[Source data]
* Start *
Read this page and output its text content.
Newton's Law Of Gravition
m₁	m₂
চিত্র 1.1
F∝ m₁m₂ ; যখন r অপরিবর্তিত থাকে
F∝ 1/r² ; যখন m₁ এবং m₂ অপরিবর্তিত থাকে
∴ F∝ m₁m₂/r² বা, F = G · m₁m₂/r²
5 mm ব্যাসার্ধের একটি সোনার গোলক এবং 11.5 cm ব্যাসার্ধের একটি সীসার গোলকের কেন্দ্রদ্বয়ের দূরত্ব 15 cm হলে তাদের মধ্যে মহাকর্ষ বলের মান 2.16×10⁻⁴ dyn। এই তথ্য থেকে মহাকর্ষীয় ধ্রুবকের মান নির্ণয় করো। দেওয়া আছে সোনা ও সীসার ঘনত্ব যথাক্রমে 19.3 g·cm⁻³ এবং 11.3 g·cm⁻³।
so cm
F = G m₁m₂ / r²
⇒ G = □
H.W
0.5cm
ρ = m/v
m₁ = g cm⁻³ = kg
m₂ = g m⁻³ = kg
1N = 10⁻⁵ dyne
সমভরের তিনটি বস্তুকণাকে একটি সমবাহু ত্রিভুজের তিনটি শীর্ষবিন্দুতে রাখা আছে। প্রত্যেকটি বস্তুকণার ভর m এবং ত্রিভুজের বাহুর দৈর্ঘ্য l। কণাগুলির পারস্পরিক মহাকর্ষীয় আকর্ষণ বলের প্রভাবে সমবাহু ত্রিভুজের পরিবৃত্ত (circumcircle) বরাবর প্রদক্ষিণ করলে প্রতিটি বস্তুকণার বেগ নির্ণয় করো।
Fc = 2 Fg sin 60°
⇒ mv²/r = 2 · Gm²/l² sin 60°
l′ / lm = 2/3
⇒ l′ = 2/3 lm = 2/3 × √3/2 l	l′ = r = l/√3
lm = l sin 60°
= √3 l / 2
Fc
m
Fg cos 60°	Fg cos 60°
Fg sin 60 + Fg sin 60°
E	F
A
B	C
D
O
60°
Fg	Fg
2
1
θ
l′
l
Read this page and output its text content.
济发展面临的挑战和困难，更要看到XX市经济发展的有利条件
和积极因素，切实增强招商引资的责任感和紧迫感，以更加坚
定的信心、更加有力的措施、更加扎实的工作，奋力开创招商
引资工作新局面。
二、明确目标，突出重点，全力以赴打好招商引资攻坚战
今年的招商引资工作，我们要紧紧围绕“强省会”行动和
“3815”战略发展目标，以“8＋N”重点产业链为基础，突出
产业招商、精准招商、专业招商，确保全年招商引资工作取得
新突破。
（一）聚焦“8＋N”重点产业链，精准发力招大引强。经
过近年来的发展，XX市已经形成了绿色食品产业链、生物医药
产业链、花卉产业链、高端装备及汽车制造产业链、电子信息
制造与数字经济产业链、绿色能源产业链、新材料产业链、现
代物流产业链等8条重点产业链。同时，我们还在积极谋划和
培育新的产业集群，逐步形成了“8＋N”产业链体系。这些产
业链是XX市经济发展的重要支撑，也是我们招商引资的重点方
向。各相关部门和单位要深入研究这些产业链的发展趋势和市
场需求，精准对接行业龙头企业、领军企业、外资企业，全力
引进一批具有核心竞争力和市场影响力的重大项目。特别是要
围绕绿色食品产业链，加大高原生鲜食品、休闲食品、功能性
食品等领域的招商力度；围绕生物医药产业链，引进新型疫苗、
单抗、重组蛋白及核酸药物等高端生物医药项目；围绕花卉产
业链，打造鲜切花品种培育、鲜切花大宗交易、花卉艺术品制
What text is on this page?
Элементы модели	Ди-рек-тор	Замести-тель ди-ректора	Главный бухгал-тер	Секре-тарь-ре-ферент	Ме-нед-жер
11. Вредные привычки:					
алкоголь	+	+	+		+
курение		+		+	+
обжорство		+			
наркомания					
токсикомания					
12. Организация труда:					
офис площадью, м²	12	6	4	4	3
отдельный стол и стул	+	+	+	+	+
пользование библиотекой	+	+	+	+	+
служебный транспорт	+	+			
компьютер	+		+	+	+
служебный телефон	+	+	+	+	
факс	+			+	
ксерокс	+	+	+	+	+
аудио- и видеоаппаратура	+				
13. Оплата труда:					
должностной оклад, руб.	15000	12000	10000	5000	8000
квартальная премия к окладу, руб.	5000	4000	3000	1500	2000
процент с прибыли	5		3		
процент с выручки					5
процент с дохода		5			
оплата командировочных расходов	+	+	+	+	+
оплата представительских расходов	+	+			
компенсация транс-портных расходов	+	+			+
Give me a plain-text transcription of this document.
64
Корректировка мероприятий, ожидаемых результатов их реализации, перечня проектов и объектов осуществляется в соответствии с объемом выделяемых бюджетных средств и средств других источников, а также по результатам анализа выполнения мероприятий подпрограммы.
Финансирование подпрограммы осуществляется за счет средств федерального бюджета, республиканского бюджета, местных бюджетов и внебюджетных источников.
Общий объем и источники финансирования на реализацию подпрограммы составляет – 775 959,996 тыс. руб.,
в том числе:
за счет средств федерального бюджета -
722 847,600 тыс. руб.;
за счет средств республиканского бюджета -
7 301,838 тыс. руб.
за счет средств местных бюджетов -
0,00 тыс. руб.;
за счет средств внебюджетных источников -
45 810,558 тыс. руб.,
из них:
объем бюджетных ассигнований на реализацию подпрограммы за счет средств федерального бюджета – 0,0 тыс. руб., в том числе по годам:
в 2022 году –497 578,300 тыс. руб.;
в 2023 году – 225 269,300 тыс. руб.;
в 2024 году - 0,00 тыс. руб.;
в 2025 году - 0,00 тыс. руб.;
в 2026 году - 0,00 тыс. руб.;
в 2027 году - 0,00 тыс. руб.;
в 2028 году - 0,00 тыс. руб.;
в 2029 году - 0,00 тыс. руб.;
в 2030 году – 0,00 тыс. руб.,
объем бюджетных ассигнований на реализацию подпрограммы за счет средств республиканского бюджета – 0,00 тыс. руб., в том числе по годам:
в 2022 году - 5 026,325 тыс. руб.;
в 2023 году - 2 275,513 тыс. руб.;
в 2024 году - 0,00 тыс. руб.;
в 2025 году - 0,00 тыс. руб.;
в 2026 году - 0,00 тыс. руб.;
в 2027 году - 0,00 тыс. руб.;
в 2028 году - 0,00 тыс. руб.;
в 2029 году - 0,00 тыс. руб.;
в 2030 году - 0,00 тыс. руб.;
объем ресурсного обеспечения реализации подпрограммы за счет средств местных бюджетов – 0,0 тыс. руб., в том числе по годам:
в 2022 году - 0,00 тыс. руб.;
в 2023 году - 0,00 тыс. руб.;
* End *
§ **What you have to do**: Produce a verbatim transcription of the entries above.

§ **Final result**:
Read this page and output its text content.
Newton's Law Of Gravition
m₁	m₂
চিত্র 1.1
F∝ m₁m₂ ; যখন r অপরিবর্তিত থাকে
F∝ 1/r² ; যখন m₁ এবং m₂ অপরিবর্তিত থাকে
∴ F∝ m₁m₂/r² বা, F = G · m₁m₂/r²
5 mm ব্যাসার্ধের একটি সোনার গোলক এবং 11.5 cm ব্যাসার্ধের একটি সীসার গোলকের কেন্দ্রদ্বয়ের দূরত্ব 15 cm হলে তাদের মধ্যে মহাকর্ষ বলের মান 2.16×10⁻⁴ dyn। এই তথ্য থেকে মহাকর্ষীয় ধ্রুবকের মান নির্ণয় করো। দেওয়া আছে সোনা ও সীসার ঘনত্ব যথাক্রমে 19.3 g·cm⁻³ এবং 11.3 g·cm⁻³।
so cm
F = G m₁m₂ / r²
⇒ G = □
H.W
0.5cm
ρ = m/v
m₁ = g cm⁻³ = kg
m₂ = g m⁻³ = kg
1N = 10⁻⁵ dyne
সমভরের তিনটি বস্তুকণাকে একটি সমবাহু ত্রিভুজের তিনটি শীর্ষবিন্দুতে রাখা আছে। প্রত্যেকটি বস্তুকণার ভর m এবং ত্রিভুজের বাহুর দৈর্ঘ্য l। কণাগুলির পারস্পরিক মহাকর্ষীয় আকর্ষণ বলের প্রভাবে সমবাহু ত্রিভুজের পরিবৃত্ত (circumcircle) বরাবর প্রদক্ষিণ করলে প্রতিটি বস্তুকণার বেগ নির্ণয় করো।
Fc = 2 Fg sin 60°
⇒ mv²/r = 2 · Gm²/l² sin 60°
l′ / lm = 2/3
⇒ l′ = 2/3 lm = 2/3 × √3/2 l	l′ = r = l/√3
lm = l sin 60°
= √3 l / 2
Fc
m
Fg cos 60°	Fg cos 60°
Fg sin 60 + Fg sin 60°
E	F
A
B	C
D
O
60°
Fg	Fg
2
1
θ
l′
l
Read this page and output its text content.
济发展面临的挑战和困难，更要看到XX市经济发展的有利条件
和积极因素，切实增强招商引资的责任感和紧迫感，以更加坚
定的信心、更加有力的措施、更加扎实的工作，奋力开创招商
引资工作新局面。
二、明确目标，突出重点，全力以赴打好招商引资攻坚战
今年的招商引资工作，我们要紧紧围绕“强省会”行动和
“3815”战略发展目标，以“8＋N”重点产业链为基础，突出
产业招商、精准招商、专业招商，确保全年招商引资工作取得
新突破。
（一）聚焦“8＋N”重点产业链，精准发力招大引强。经
过近年来的发展，XX市已经形成了绿色食品产业链、生物医药
产业链、花卉产业链、高端装备及汽车制造产业链、电子信息
制造与数字经济产业链、绿色能源产业链、新材料产业链、现
代物流产业链等8条重点产业链。同时，我们还在积极谋划和
培育新的产业集群，逐步形成了“8＋N”产业链体系。这些产
业链是XX市经济发展的重要支撑，也是我们招商引资的重点方
向。各相关部门和单位要深入研究这些产业链的发展趋势和市
场需求，精准对接行业龙头企业、领军企业、外资企业，全力
引进一批具有核心竞争力和市场影响力的重大项目。特别是要
围绕绿色食品产业链，加大高原生鲜食品、休闲食品、功能性
食品等领域的招商力度；围绕生物医药产业链，引进新型疫苗、
单抗、重组蛋白及核酸药物等高端生物医药项目；围绕花卉产
业链，打造鲜切花品种培育、鲜切花大宗交易、花卉艺术品制
What text is on this page?
Элементы модели	Ди-рек-тор	Замести-тель ди-ректора	Главный бухгал-тер	Секре-тарь-ре-ферент	Ме-нед-жер
11. Вредные привычки:					
алкоголь	+	+	+		+
курение		+		+	+
обжорство		+			
наркомания					
токсикомания					
12. Организация труда:					
офис площадью, м²	12	6	4	4	3
отдельный стол и стул	+	+	+	+	+
пользование библиотекой	+	+	+	+	+
служебный транспорт	+	+			
компьютер	+		+	+	+
служебный телефон	+	+	+	+	
факс	+			+	
ксерокс	+	+	+	+	+
аудио- и видеоаппаратура	+				
13. Оплата труда:					
должностной оклад, руб.	15000	12000	10000	5000	8000
квартальная премия к окладу, руб.	5000	4000	3000	1500	2000
процент с прибыли	5		3		
процент с выручки					5
процент с дохода		5			
оплата командировочных расходов	+	+	+	+	+
оплата представительских расходов	+	+			
компенсация транс-портных расходов	+	+			+
Give me a plain-text transcription of this document.
64
Корректировка мероприятий, ожидаемых результатов их реализации, перечня проектов и объектов осуществляется в соответствии с объемом выделяемых бюджетных средств и средств других источников, а также по результатам анализа выполнения мероприятий подпрограммы.
Финансирование подпрограммы осуществляется за счет средств федерального бюджета, республиканского бюджета, местных бюджетов и внебюджетных источников.
Общий объем и источники финансирования на реализацию подпрограммы составляет – 775 959,996 тыс. руб.,
в том числе:
за счет средств федерального бюджета -
722 847,600 тыс. руб.;
за счет средств республиканского бюджета -
7 301,838 тыс. руб.
за счет средств местных бюджетов -
0,00 тыс. руб.;
за счет средств внебюджетных источников -
45 810,558 тыс. руб.,
из них:
объем бюджетных ассигнований на реализацию подпрограммы за счет средств федерального бюджета – 0,0 тыс. руб., в том числе по годам:
в 2022 году –497 578,300 тыс. руб.;
в 2023 году – 225 269,300 тыс. руб.;
в 2024 году - 0,00 тыс. руб.;
в 2025 году - 0,00 тыс. руб.;
в 2026 году - 0,00 тыс. руб.;
в 2027 году - 0,00 тыс. руб.;
в 2028 году - 0,00 тыс. руб.;
в 2029 году - 0,00 тыс. руб.;
в 2030 году – 0,00 тыс. руб.,
объем бюджетных ассигнований на реализацию подпрограммы за счет средств республиканского бюджета – 0,00 тыс. руб., в том числе по годам:
в 2022 году - 5 026,325 тыс. руб.;
в 2023 году - 2 275,513 тыс. руб.;
в 2024 году - 0,00 тыс. руб.;
в 2025 году - 0,00 тыс. руб.;
в 2026 году - 0,00 тыс. руб.;
в 2027 году - 0,00 тыс. руб.;
в 2028 году - 0,00 тыс. руб.;
в 2029 году - 0,00 тыс. руб.;
в 2030 году - 0,00 тыс. руб.;
объем ресурсного обеспечения реализации подпрограммы за счет средств местных бюджетов – 0,0 тыс. руб., в том числе по годам:
в 2022 году - 0,00 тыс. руб.;
в 2023 году - 0,00 тыс. руб.;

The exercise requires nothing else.